Dataset excerpts:

>> Begin

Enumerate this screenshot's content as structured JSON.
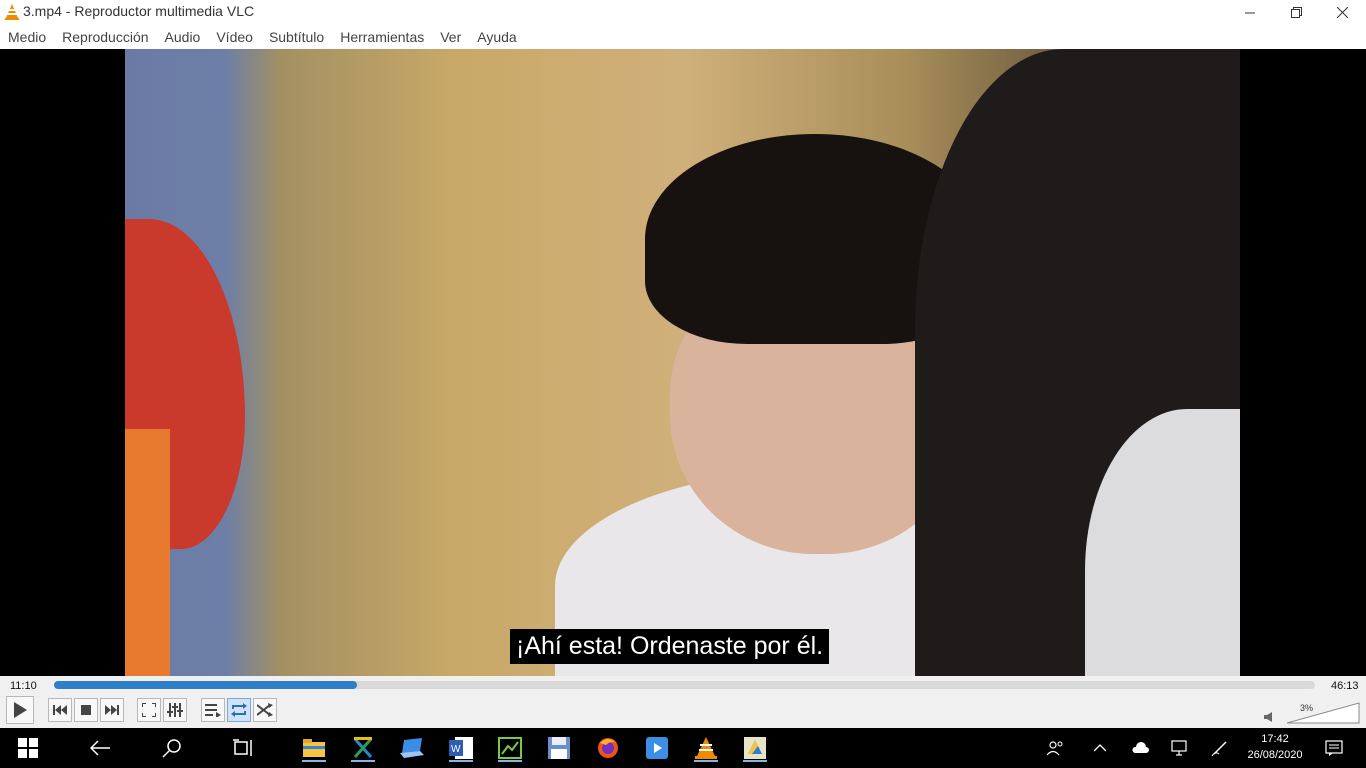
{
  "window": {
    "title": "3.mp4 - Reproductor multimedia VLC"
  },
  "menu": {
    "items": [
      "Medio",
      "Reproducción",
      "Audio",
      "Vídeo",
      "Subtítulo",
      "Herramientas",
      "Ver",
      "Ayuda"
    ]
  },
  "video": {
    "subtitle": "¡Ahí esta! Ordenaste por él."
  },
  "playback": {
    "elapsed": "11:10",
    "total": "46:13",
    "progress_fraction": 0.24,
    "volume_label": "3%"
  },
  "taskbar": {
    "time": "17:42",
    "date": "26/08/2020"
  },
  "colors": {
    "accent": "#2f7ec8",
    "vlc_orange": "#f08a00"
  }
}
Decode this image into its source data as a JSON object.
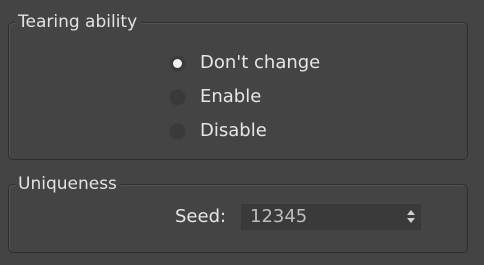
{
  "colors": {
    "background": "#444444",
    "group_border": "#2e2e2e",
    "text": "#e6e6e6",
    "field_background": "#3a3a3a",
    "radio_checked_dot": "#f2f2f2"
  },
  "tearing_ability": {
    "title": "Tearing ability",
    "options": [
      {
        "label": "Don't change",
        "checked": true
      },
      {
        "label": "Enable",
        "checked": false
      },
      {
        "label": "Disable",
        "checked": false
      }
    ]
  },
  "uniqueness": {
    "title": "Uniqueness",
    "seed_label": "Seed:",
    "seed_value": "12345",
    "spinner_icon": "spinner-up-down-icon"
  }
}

>> End

Exercise objective: Everything from the line with "Decode this image" through the end of the records above, and nothing else, is to be quoted exactly; please leave the pictures out.

The output:
Decode this image into its source data as a JSON object.
{
  "colors": {
    "background": "#444444",
    "group_border": "#2e2e2e",
    "text": "#e6e6e6",
    "field_background": "#3a3a3a",
    "radio_checked_dot": "#f2f2f2"
  },
  "tearing_ability": {
    "title": "Tearing ability",
    "options": [
      {
        "label": "Don't change",
        "checked": true
      },
      {
        "label": "Enable",
        "checked": false
      },
      {
        "label": "Disable",
        "checked": false
      }
    ]
  },
  "uniqueness": {
    "title": "Uniqueness",
    "seed_label": "Seed:",
    "seed_value": "12345",
    "spinner_icon": "spinner-up-down-icon"
  }
}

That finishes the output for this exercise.